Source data
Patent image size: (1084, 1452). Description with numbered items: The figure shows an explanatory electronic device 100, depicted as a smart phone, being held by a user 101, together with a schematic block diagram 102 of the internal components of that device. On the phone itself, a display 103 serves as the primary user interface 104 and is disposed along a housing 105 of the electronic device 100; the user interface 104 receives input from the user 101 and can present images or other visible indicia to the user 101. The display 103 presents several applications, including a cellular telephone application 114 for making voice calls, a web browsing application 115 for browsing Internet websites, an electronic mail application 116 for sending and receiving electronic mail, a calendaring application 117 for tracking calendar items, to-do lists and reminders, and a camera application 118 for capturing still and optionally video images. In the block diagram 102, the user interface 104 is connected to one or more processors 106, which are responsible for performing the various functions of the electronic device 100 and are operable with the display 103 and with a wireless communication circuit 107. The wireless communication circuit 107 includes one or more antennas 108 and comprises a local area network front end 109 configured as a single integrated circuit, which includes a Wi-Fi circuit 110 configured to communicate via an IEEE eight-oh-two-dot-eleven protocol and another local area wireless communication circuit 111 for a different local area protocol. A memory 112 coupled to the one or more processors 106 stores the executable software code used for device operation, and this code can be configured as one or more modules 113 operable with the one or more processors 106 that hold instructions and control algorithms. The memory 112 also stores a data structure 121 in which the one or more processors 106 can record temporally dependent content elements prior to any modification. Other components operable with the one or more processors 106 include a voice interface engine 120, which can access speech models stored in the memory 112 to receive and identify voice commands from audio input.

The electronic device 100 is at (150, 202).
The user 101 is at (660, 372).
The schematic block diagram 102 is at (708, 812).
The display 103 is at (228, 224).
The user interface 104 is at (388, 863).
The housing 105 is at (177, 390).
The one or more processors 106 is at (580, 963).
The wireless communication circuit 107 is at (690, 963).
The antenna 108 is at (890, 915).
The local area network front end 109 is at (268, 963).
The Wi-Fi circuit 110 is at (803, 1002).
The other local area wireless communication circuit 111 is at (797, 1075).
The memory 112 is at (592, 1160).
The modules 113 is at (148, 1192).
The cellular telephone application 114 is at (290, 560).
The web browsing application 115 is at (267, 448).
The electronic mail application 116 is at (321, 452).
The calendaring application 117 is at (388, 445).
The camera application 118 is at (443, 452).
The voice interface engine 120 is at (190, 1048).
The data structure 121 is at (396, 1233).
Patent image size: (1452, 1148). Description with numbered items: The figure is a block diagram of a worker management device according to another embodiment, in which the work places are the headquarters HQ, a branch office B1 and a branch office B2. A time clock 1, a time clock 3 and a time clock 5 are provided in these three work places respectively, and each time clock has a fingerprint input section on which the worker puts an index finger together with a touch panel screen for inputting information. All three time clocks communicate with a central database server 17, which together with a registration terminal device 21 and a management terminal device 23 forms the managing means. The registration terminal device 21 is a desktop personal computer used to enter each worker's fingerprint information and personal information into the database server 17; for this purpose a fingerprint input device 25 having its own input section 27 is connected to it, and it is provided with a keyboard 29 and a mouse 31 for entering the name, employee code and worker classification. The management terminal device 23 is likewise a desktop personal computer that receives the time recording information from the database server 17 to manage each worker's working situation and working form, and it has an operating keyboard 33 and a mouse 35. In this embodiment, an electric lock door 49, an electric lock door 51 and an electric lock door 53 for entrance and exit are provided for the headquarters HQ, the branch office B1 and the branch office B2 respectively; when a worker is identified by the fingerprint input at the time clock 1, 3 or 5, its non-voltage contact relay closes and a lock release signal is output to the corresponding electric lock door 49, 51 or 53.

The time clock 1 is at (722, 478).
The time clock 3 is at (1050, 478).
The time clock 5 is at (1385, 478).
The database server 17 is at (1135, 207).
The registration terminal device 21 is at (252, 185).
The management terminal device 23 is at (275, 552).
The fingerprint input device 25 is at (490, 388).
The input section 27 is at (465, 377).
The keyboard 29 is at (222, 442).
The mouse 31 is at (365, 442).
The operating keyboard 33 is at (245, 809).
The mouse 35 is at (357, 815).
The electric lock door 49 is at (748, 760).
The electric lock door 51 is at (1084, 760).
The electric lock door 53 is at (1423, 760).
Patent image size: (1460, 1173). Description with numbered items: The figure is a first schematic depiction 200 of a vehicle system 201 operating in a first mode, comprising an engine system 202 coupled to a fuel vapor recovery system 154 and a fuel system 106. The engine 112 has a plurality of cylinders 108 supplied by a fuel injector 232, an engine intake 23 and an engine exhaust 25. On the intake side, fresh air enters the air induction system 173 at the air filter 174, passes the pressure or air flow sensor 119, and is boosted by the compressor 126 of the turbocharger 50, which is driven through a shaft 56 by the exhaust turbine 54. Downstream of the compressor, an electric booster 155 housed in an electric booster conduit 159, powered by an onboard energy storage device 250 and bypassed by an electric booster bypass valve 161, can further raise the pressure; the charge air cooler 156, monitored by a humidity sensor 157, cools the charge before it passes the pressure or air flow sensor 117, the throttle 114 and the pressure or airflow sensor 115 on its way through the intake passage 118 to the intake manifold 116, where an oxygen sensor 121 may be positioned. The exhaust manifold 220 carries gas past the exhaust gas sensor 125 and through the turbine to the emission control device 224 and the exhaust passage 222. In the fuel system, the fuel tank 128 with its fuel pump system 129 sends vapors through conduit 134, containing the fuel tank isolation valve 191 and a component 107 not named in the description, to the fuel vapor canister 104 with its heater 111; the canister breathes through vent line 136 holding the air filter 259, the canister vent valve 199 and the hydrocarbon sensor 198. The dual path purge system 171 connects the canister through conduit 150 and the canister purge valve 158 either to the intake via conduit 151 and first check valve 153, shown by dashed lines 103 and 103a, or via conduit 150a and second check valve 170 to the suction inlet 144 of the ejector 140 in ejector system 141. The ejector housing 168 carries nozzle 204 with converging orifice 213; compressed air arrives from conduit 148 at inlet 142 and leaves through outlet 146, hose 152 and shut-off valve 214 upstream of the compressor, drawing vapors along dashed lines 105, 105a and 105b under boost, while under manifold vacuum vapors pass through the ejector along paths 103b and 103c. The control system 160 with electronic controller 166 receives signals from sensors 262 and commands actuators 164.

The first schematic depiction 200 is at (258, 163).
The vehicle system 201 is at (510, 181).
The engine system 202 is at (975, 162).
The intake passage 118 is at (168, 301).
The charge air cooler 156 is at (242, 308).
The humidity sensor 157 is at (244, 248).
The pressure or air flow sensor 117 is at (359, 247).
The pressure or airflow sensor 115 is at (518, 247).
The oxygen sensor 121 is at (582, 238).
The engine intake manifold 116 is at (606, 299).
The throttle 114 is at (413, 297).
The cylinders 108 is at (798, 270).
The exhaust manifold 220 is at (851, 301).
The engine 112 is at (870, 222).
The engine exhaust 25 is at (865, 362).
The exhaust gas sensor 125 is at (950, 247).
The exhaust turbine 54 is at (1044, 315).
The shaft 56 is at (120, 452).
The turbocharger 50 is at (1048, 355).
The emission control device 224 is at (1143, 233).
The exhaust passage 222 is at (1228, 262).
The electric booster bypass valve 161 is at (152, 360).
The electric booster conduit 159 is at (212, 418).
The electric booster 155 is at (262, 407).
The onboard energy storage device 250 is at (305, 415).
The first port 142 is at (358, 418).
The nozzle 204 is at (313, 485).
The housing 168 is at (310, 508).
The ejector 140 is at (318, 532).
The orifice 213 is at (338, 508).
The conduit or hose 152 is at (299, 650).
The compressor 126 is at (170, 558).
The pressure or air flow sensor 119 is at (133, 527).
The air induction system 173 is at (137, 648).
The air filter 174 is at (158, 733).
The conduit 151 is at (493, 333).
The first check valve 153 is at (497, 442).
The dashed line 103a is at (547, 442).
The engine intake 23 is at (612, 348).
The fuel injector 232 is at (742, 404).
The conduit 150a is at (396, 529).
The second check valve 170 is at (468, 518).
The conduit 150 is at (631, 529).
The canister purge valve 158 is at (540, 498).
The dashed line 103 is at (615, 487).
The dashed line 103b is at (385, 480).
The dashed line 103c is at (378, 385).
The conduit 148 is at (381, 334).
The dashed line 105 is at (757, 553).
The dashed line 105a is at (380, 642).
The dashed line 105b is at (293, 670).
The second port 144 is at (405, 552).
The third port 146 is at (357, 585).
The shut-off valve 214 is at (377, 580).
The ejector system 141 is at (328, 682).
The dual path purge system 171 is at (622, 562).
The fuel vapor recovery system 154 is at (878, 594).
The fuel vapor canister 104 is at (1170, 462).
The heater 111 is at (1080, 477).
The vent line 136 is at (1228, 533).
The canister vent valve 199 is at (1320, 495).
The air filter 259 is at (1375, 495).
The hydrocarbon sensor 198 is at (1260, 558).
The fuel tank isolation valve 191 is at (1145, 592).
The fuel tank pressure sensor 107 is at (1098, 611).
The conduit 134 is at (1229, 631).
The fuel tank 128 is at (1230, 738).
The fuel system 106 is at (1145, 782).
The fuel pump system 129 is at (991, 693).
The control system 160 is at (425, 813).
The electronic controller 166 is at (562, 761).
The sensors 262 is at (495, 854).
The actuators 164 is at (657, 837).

Task directions:
Reproduce the rows from the one containing "Patent image size: (1452, 1148)." through the one containing "The management terminal device 23 is at", inclusive.

Reply:
Patent image size: (1452, 1148). Description with numbered items: The figure is a block diagram of a worker management device according to another embodiment, in which the work places are the headquarters HQ, a branch office B1 and a branch office B2. A time clock 1, a time clock 3 and a time clock 5 are provided in these three work places respectively, and each time clock has a fingerprint input section on which the worker puts an index finger together with a touch panel screen for inputting information. All three time clocks communicate with a central database server 17, which together with a registration terminal device 21 and a management terminal device 23 forms the managing means. The registration terminal device 21 is a desktop personal computer used to enter each worker's fingerprint information and personal information into the database server 17; for this purpose a fingerprint input device 25 having its own input section 27 is connected to it, and it is provided with a keyboard 29 and a mouse 31 for entering the name, employee code and worker classification. The management terminal device 23 is likewise a desktop personal computer that receives the time recording information from the database server 17 to manage each worker's working situation and working form, and it has an operating keyboard 33 and a mouse 35. In this embodiment, an electric lock door 49, an electric lock door 51 and an electric lock door 53 for entrance and exit are provided for the headquarters HQ, the branch office B1 and the branch office B2 respectively; when a worker is identified by the fingerprint input at the time clock 1, 3 or 5, its non-voltage contact relay closes and a lock release signal is output to the corresponding electric lock door 49, 51 or 53.

The time clock 1 is at (722, 478).
The time clock 3 is at (1050, 478).
The time clock 5 is at (1385, 478).
The database server 17 is at (1135, 207).
The registration terminal device 21 is at (252, 185).
The management terminal device 23 is at (275, 552).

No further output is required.